**EXERCISE BRIEF:** Retype all material exactly. Pictures stay out of the copy.

>> begin STORED ROWS

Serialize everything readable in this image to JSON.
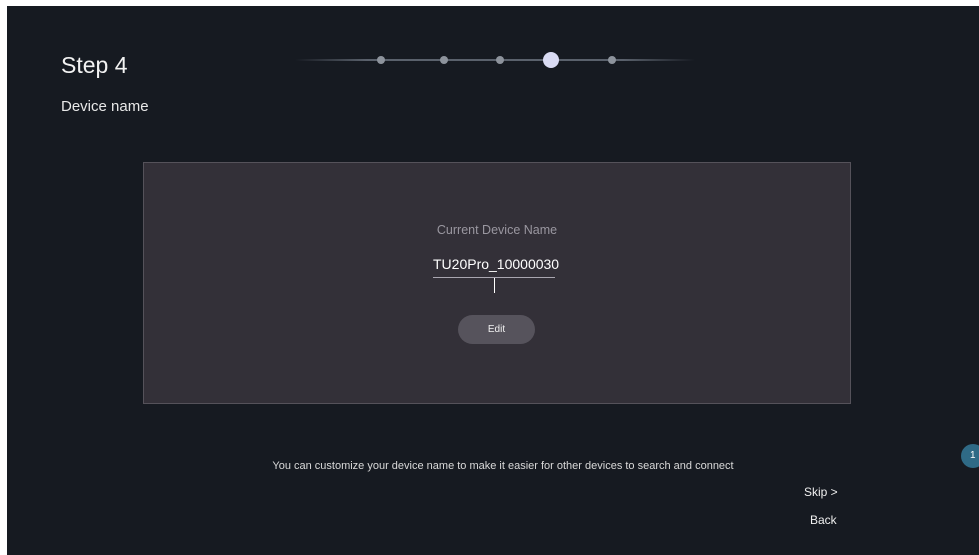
{
  "header": {
    "step_title": "Step 4",
    "subtitle": "Device name"
  },
  "progress": {
    "total_steps": 5,
    "current_step": 4
  },
  "panel": {
    "field_label": "Current Device Name",
    "device_name_value": "TU20Pro_10000030",
    "edit_label": "Edit"
  },
  "footer": {
    "hint": "You can customize your device name to make it easier for other devices to search and connect",
    "skip_label": "Skip >",
    "back_label": "Back"
  },
  "badge": {
    "text": "1"
  },
  "colors": {
    "background": "#161a21",
    "panel": "#333038",
    "active_dot": "#d9dbf3",
    "inactive_dot": "#8d939c",
    "badge": "#2f6a86"
  }
}
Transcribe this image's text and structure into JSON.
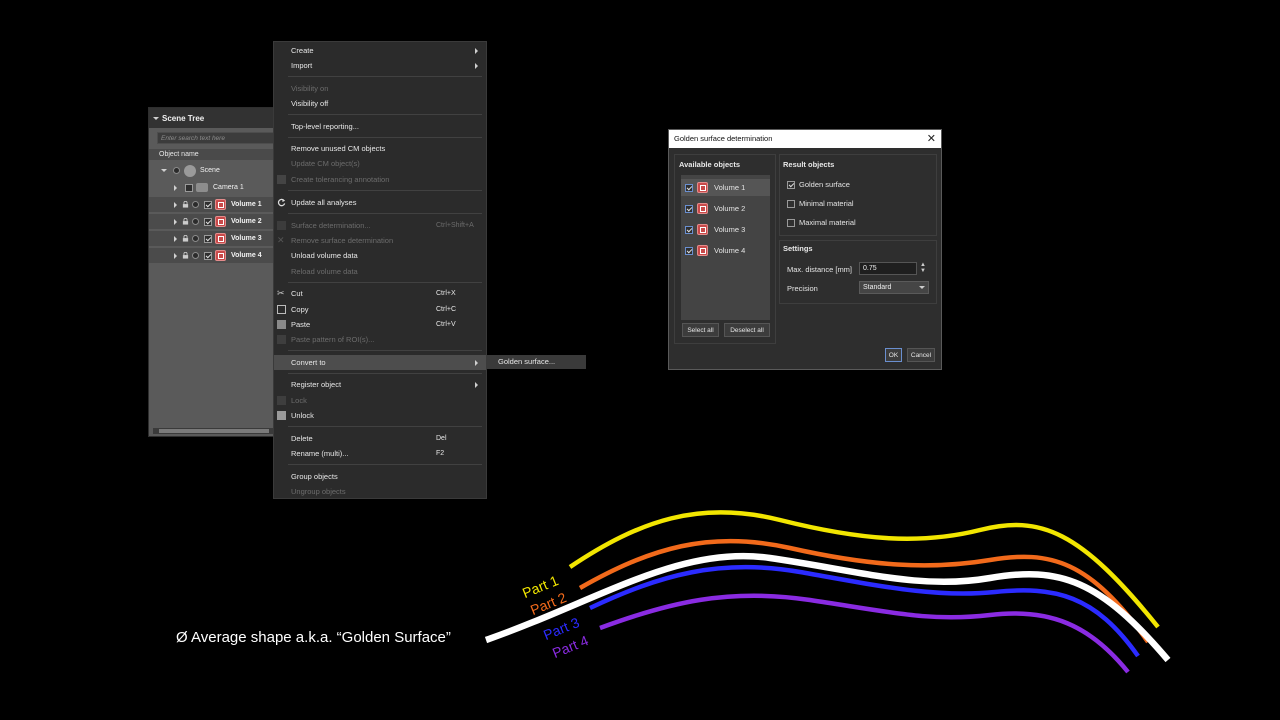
{
  "scene_tree": {
    "title": "Scene Tree",
    "search_placeholder": "Enter search text here",
    "column_header": "Object name",
    "items": [
      {
        "label": "Scene"
      },
      {
        "label": "Camera 1"
      },
      {
        "label": "Volume 1"
      },
      {
        "label": "Volume 2"
      },
      {
        "label": "Volume 3"
      },
      {
        "label": "Volume 4"
      }
    ]
  },
  "context_menu": {
    "items": [
      {
        "label": "Create",
        "submenu": true
      },
      {
        "label": "Import",
        "submenu": true
      },
      {
        "label": "Visibility on",
        "disabled": true
      },
      {
        "label": "Visibility off"
      },
      {
        "label": "Top-level reporting..."
      },
      {
        "label": "Remove unused CM objects"
      },
      {
        "label": "Update CM object(s)",
        "disabled": true
      },
      {
        "label": "Create tolerancing annotation",
        "disabled": true
      },
      {
        "label": "Update all analyses"
      },
      {
        "label": "Surface determination...",
        "shortcut": "Ctrl+Shift+A",
        "disabled": true
      },
      {
        "label": "Remove surface determination",
        "disabled": true
      },
      {
        "label": "Unload volume data"
      },
      {
        "label": "Reload volume data",
        "disabled": true
      },
      {
        "label": "Cut",
        "shortcut": "Ctrl+X"
      },
      {
        "label": "Copy",
        "shortcut": "Ctrl+C"
      },
      {
        "label": "Paste",
        "shortcut": "Ctrl+V"
      },
      {
        "label": "Paste pattern of ROI(s)...",
        "disabled": true
      },
      {
        "label": "Convert to",
        "submenu": true,
        "highlighted": true
      },
      {
        "label": "Register object",
        "submenu": true
      },
      {
        "label": "Lock",
        "disabled": true
      },
      {
        "label": "Unlock"
      },
      {
        "label": "Delete",
        "shortcut": "Del"
      },
      {
        "label": "Rename (multi)...",
        "shortcut": "F2"
      },
      {
        "label": "Group objects"
      },
      {
        "label": "Ungroup objects",
        "disabled": true
      }
    ],
    "submenu_item": "Golden surface..."
  },
  "dialog": {
    "title": "Golden surface determination",
    "available_title": "Available objects",
    "available": [
      "Volume 1",
      "Volume 2",
      "Volume 3",
      "Volume 4"
    ],
    "select_all": "Select all",
    "deselect_all": "Deselect all",
    "result_title": "Result objects",
    "results": [
      {
        "label": "Golden surface",
        "checked": true
      },
      {
        "label": "Minimal material",
        "checked": false
      },
      {
        "label": "Maximal material",
        "checked": false
      }
    ],
    "settings_title": "Settings",
    "max_distance_label": "Max. distance [mm]",
    "max_distance_value": "0.75",
    "precision_label": "Precision",
    "precision_value": "Standard",
    "ok": "OK",
    "cancel": "Cancel"
  },
  "illustration": {
    "caption": "Ø Average shape a.k.a. “Golden Surface”",
    "parts": [
      {
        "label": "Part 1",
        "color": "#f2e600"
      },
      {
        "label": "Part 2",
        "color": "#f26a1b"
      },
      {
        "label": "Part 3",
        "color": "#2b2bff"
      },
      {
        "label": "Part 4",
        "color": "#8a2be2"
      }
    ]
  }
}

>> end STORED ROWS

**ANSWER:**
Serialize everything readable in this image to JSON.
{
  "header": {
    "step_title": "Step 4",
    "subtitle": "Device name"
  },
  "progress": {
    "total_steps": 5,
    "current_step": 4
  },
  "panel": {
    "field_label": "Current Device Name",
    "device_name_value": "TU20Pro_10000030",
    "edit_label": "Edit"
  },
  "footer": {
    "hint": "You can customize your device name to make it easier for other devices to search and connect",
    "skip_label": "Skip >",
    "back_label": "Back"
  },
  "badge": {
    "text": "1"
  },
  "colors": {
    "background": "#161a21",
    "panel": "#333038",
    "active_dot": "#d9dbf3",
    "inactive_dot": "#8d939c",
    "badge": "#2f6a86"
  }
}
Transcribe this image's text and structure into JSON.
{
  "scene_tree": {
    "title": "Scene Tree",
    "search_placeholder": "Enter search text here",
    "column_header": "Object name",
    "items": [
      {
        "label": "Scene"
      },
      {
        "label": "Camera 1"
      },
      {
        "label": "Volume 1"
      },
      {
        "label": "Volume 2"
      },
      {
        "label": "Volume 3"
      },
      {
        "label": "Volume 4"
      }
    ]
  },
  "context_menu": {
    "items": [
      {
        "label": "Create",
        "submenu": true
      },
      {
        "label": "Import",
        "submenu": true
      },
      {
        "label": "Visibility on",
        "disabled": true
      },
      {
        "label": "Visibility off"
      },
      {
        "label": "Top-level reporting..."
      },
      {
        "label": "Remove unused CM objects"
      },
      {
        "label": "Update CM object(s)",
        "disabled": true
      },
      {
        "label": "Create tolerancing annotation",
        "disabled": true
      },
      {
        "label": "Update all analyses"
      },
      {
        "label": "Surface determination...",
        "shortcut": "Ctrl+Shift+A",
        "disabled": true
      },
      {
        "label": "Remove surface determination",
        "disabled": true
      },
      {
        "label": "Unload volume data"
      },
      {
        "label": "Reload volume data",
        "disabled": true
      },
      {
        "label": "Cut",
        "shortcut": "Ctrl+X"
      },
      {
        "label": "Copy",
        "shortcut": "Ctrl+C"
      },
      {
        "label": "Paste",
        "shortcut": "Ctrl+V"
      },
      {
        "label": "Paste pattern of ROI(s)...",
        "disabled": true
      },
      {
        "label": "Convert to",
        "submenu": true,
        "highlighted": true
      },
      {
        "label": "Register object",
        "submenu": true
      },
      {
        "label": "Lock",
        "disabled": true
      },
      {
        "label": "Unlock"
      },
      {
        "label": "Delete",
        "shortcut": "Del"
      },
      {
        "label": "Rename (multi)...",
        "shortcut": "F2"
      },
      {
        "label": "Group objects"
      },
      {
        "label": "Ungroup objects",
        "disabled": true
      }
    ],
    "submenu_item": "Golden surface..."
  },
  "dialog": {
    "title": "Golden surface determination",
    "available_title": "Available objects",
    "available": [
      "Volume 1",
      "Volume 2",
      "Volume 3",
      "Volume 4"
    ],
    "select_all": "Select all",
    "deselect_all": "Deselect all",
    "result_title": "Result objects",
    "results": [
      {
        "label": "Golden surface",
        "checked": true
      },
      {
        "label": "Minimal material",
        "checked": false
      },
      {
        "label": "Maximal material",
        "checked": false
      }
    ],
    "settings_title": "Settings",
    "max_distance_label": "Max. distance [mm]",
    "max_distance_value": "0.75",
    "precision_label": "Precision",
    "precision_value": "Standard",
    "ok": "OK",
    "cancel": "Cancel"
  },
  "illustration": {
    "caption": "Ø Average shape a.k.a. “Golden Surface”",
    "parts": [
      {
        "label": "Part 1",
        "color": "#f2e600"
      },
      {
        "label": "Part 2",
        "color": "#f26a1b"
      },
      {
        "label": "Part 3",
        "color": "#2b2bff"
      },
      {
        "label": "Part 4",
        "color": "#8a2be2"
      }
    ]
  }
}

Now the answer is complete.